[Data to process]
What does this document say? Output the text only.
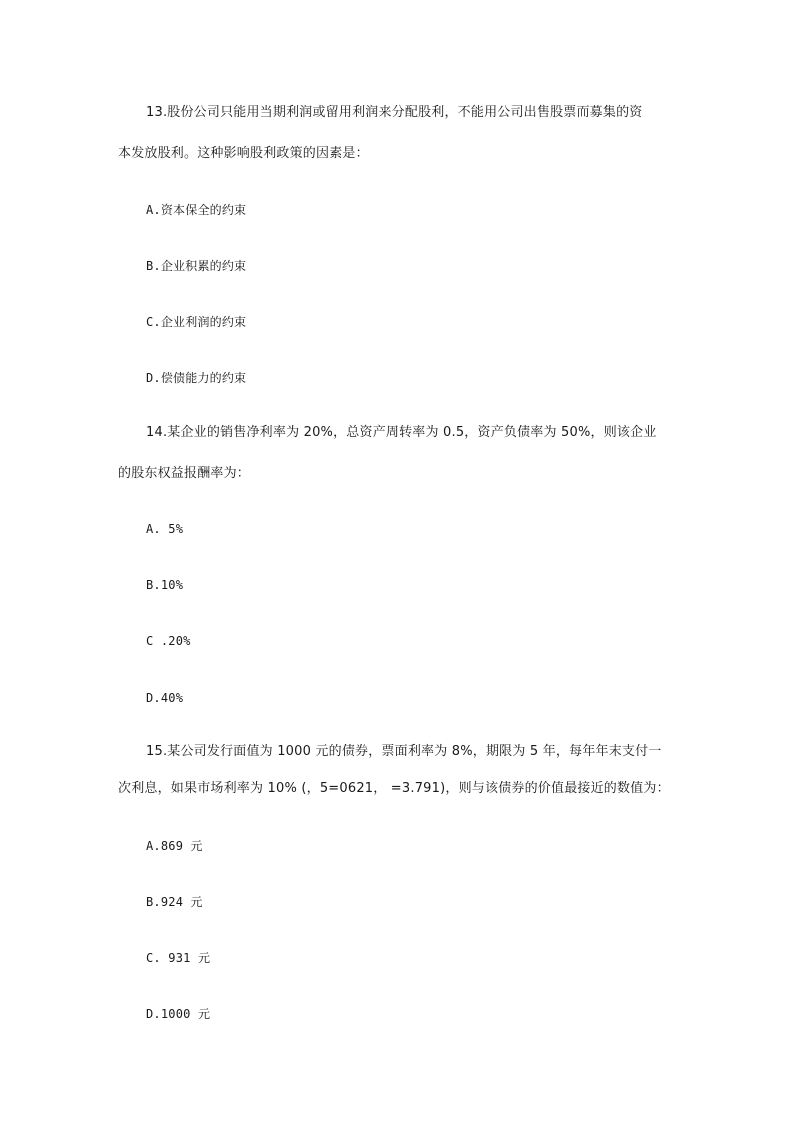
13.股份公司只能用当期利润或留用利润来分配股利，不能用公司出售股票而募集的资
本发放股利。这种影响股利政策的因素是：
A.资本保全的约束
B.企业积累的约束
C.企业利润的约束
D.偿债能力的约束
14.某企业的销售净利率为 20%，总资产周转率为 0.5，资产负债率为 50%，则该企业
的股东权益报酬率为：
A. 5%
B.10%
C .20%
D.40%
15.某公司发行面值为 1000 元的债券，票面利率为 8%，期限为 5 年，每年年末支付一
次利息，如果市场利率为 10% (，5=0621， =3.791)，则与该债券的价值最接近的数值为：
A.869 元
B.924 元
C. 931 元
D.1000 元
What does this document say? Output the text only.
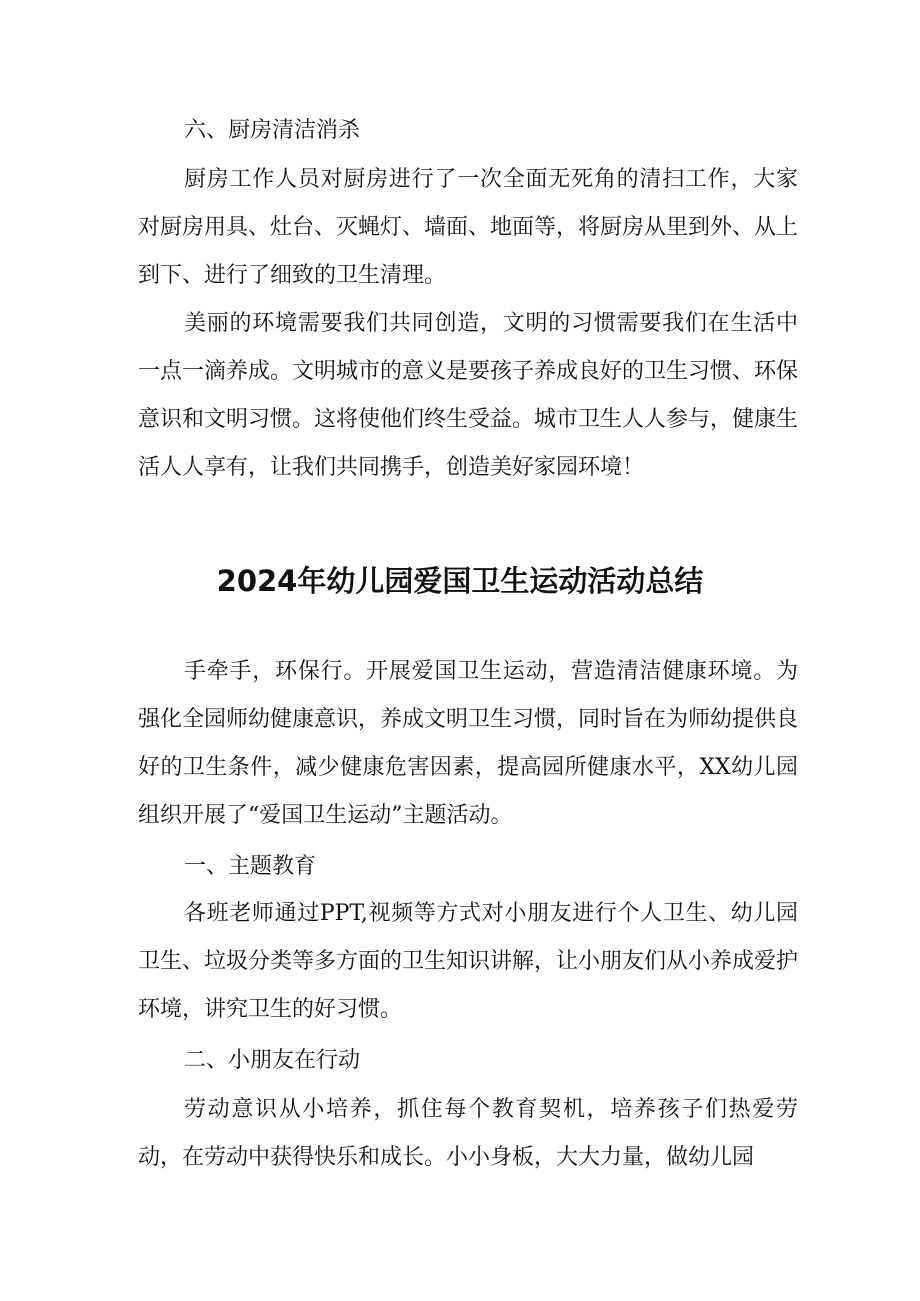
六、厨房清洁消杀

厨房工作人员对厨房进行了一次全面无死角的清扫工作，大家对厨房用具、灶台、灭蝇灯、墙面、地面等，将厨房从里到外、从上到下、进行了细致的卫生清理。

美丽的环境需要我们共同创造，文明的习惯需要我们在生活中一点一滴养成。文明城市的意义是要孩子养成良好的卫生习惯、环保意识和文明习惯。这将使他们终生受益。城市卫生人人参与，健康生活人人享有，让我们共同携手，创造美好家园环境！

2024年幼儿园爱国卫生运动活动总结

手牵手，环保行。开展爱国卫生运动，营造清洁健康环境。为强化全园师幼健康意识，养成文明卫生习惯，同时旨在为师幼提供良好的卫生条件，减少健康危害因素，提高园所健康水平，XX幼儿园组织开展了“爱国卫生运动”主题活动。

一、主题教育

各班老师通过PPT,视频等方式对小朋友进行个人卫生、幼儿园卫生、垃圾分类等多方面的卫生知识讲解，让小朋友们从小养成爱护环境，讲究卫生的好习惯。

二、小朋友在行动

劳动意识从小培养，抓住每个教育契机，培养孩子们热爱劳动，在劳动中获得快乐和成长。小小身板，大大力量，做幼儿园
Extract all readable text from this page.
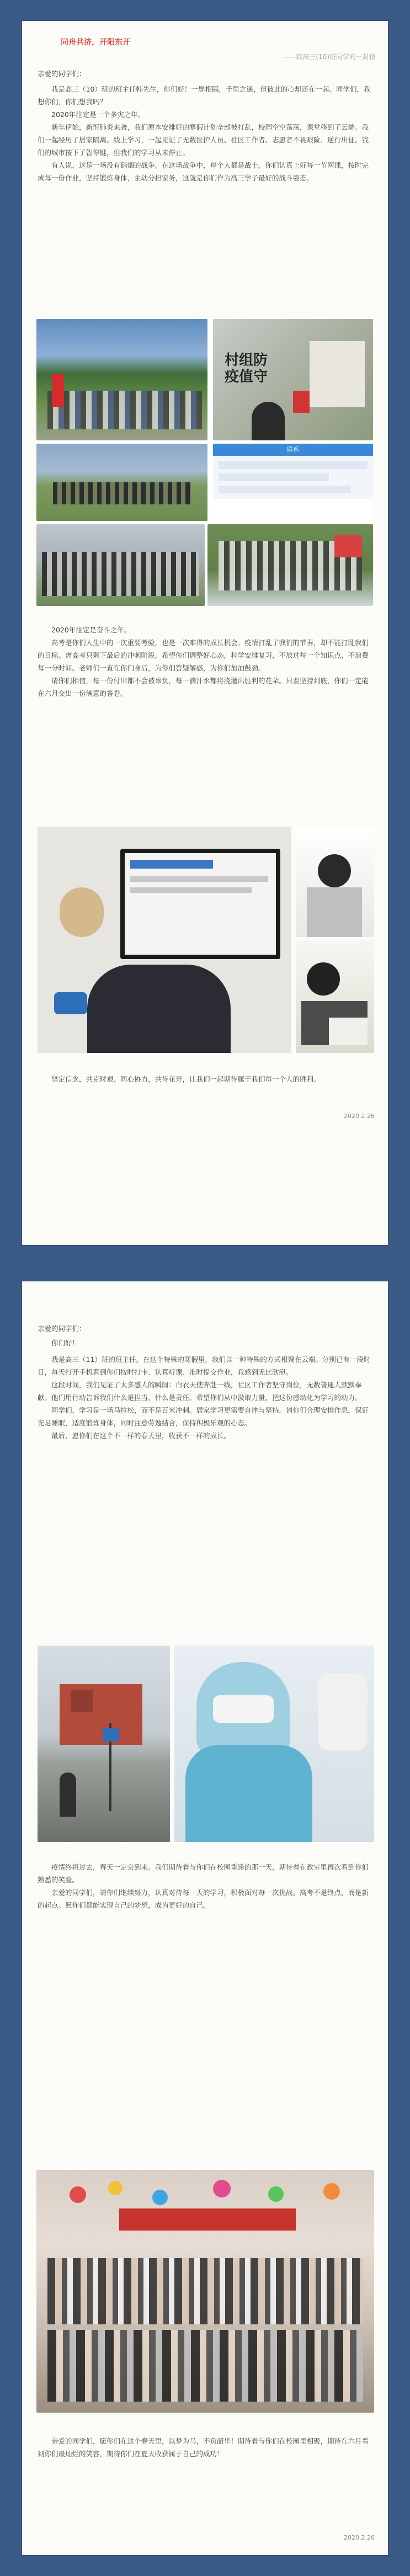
同舟共济，开阳东开
——致高三(10)班同学的一封信
亲爱的同学们：

我是高三（10）班的班主任韩先生，你们好！一屏相隔，千里之遥，但彼此的心却还在一起。同学们，我想你们，你们想我吗？

2020年注定是一个多灾之年。

新年伊始，新冠肺炎来袭，我们原本安排好的寒假计划全部被打乱，校园空空荡荡，课堂移到了云端。我们一起经历了居家隔离、线上学习，一起见证了无数医护人员、社区工作者、志愿者不畏艰险、逆行出征。我们的城市按下了暂停键，但我们的学习从未停止。

有人说，这是一场没有硝烟的战争。在这场战争中，每个人都是战士。你们认真上好每一节网课，按时完成每一份作业，坚持锻炼身体，主动分担家务，这就是你们作为高三学子最好的战斗姿态。

村组防疫值守
联系

2020年注定是奋斗之年。

高考是你们人生中的一次重要考验，也是一次难得的成长机会。疫情打乱了我们的节奏，却不能打乱我们的目标。离高考只剩下最后的冲刺阶段，希望你们调整好心态，科学安排复习，不放过每一个知识点，不浪费每一分时间。老师们一直在你们身后，为你们答疑解惑，为你们加油鼓劲。

请你们相信，每一份付出都不会被辜负，每一滴汗水都将浇灌出胜利的花朵。只要坚持到底，你们一定能在六月交出一份满意的答卷。

坚定信念，共克时艰。同心协力，共待花开，让我们一起期待属于我们每一个人的胜利。

2020.2.26
亲爱的同学们：
你们好！

我是高三（11）班的班主任。在这个特殊的寒假里，我们以一种特殊的方式相聚在云端。分别已有一段时日，每天打开手机看到你们按时打卡、认真听课、准时提交作业，我感到无比欣慰。

这段时间，我们见证了太多感人的瞬间：白衣天使奔赴一线，社区工作者坚守岗位，无数普通人默默奉献。他们用行动告诉我们什么是担当，什么是责任。希望你们从中汲取力量，把这份感动化为学习的动力。

同学们，学习是一场马拉松，而不是百米冲刺。居家学习更需要自律与坚持。请你们合理安排作息，保证充足睡眠，适度锻炼身体，同时注意劳逸结合，保持积极乐观的心态。

最后，愿你们在这个不一样的春天里，收获不一样的成长。

疫情终将过去，春天一定会到来。我们期待着与你们在校园重逢的那一天，期待着在教室里再次看到你们熟悉的笑脸。

亲爱的同学们，请你们继续努力，认真对待每一天的学习，积极面对每一次挑战。高考不是终点，而是新的起点。愿你们都能实现自己的梦想，成为更好的自己。

亲爱的同学们，愿你们在这个春天里，以梦为马，不负韶华！期待着与你们在校园里相聚，期待在六月看到你们最灿烂的笑容，期待你们在夏天收获属于自己的成功！

2020.2.26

[Set exercise] Beginning with the line that holds "Extract all readable text from this page.", output each line to the end of the material above, exactly, omitting the pictures.

[Task answer]
Extract all readable text from this page.
同舟共济，开阳东开
——致高三(10)班同学的一封信
亲爱的同学们：

我是高三（10）班的班主任韩先生，你们好！一屏相隔，千里之遥，但彼此的心却还在一起。同学们，我想你们，你们想我吗？

2020年注定是一个多灾之年。

新年伊始，新冠肺炎来袭，我们原本安排好的寒假计划全部被打乱，校园空空荡荡，课堂移到了云端。我们一起经历了居家隔离、线上学习，一起见证了无数医护人员、社区工作者、志愿者不畏艰险、逆行出征。我们的城市按下了暂停键，但我们的学习从未停止。

有人说，这是一场没有硝烟的战争。在这场战争中，每个人都是战士。你们认真上好每一节网课，按时完成每一份作业，坚持锻炼身体，主动分担家务，这就是你们作为高三学子最好的战斗姿态。

村组防疫值守
联系

2020年注定是奋斗之年。

高考是你们人生中的一次重要考验，也是一次难得的成长机会。疫情打乱了我们的节奏，却不能打乱我们的目标。离高考只剩下最后的冲刺阶段，希望你们调整好心态，科学安排复习，不放过每一个知识点，不浪费每一分时间。老师们一直在你们身后，为你们答疑解惑，为你们加油鼓劲。

请你们相信，每一份付出都不会被辜负，每一滴汗水都将浇灌出胜利的花朵。只要坚持到底，你们一定能在六月交出一份满意的答卷。

坚定信念，共克时艰。同心协力，共待花开，让我们一起期待属于我们每一个人的胜利。

2020.2.26
亲爱的同学们：
你们好！

我是高三（11）班的班主任。在这个特殊的寒假里，我们以一种特殊的方式相聚在云端。分别已有一段时日，每天打开手机看到你们按时打卡、认真听课、准时提交作业，我感到无比欣慰。

这段时间，我们见证了太多感人的瞬间：白衣天使奔赴一线，社区工作者坚守岗位，无数普通人默默奉献。他们用行动告诉我们什么是担当，什么是责任。希望你们从中汲取力量，把这份感动化为学习的动力。

同学们，学习是一场马拉松，而不是百米冲刺。居家学习更需要自律与坚持。请你们合理安排作息，保证充足睡眠，适度锻炼身体，同时注意劳逸结合，保持积极乐观的心态。

最后，愿你们在这个不一样的春天里，收获不一样的成长。

疫情终将过去，春天一定会到来。我们期待着与你们在校园重逢的那一天，期待着在教室里再次看到你们熟悉的笑脸。

亲爱的同学们，请你们继续努力，认真对待每一天的学习，积极面对每一次挑战。高考不是终点，而是新的起点。愿你们都能实现自己的梦想，成为更好的自己。

亲爱的同学们，愿你们在这个春天里，以梦为马，不负韶华！期待着与你们在校园里相聚，期待在六月看到你们最灿烂的笑容，期待你们在夏天收获属于自己的成功！

2020.2.26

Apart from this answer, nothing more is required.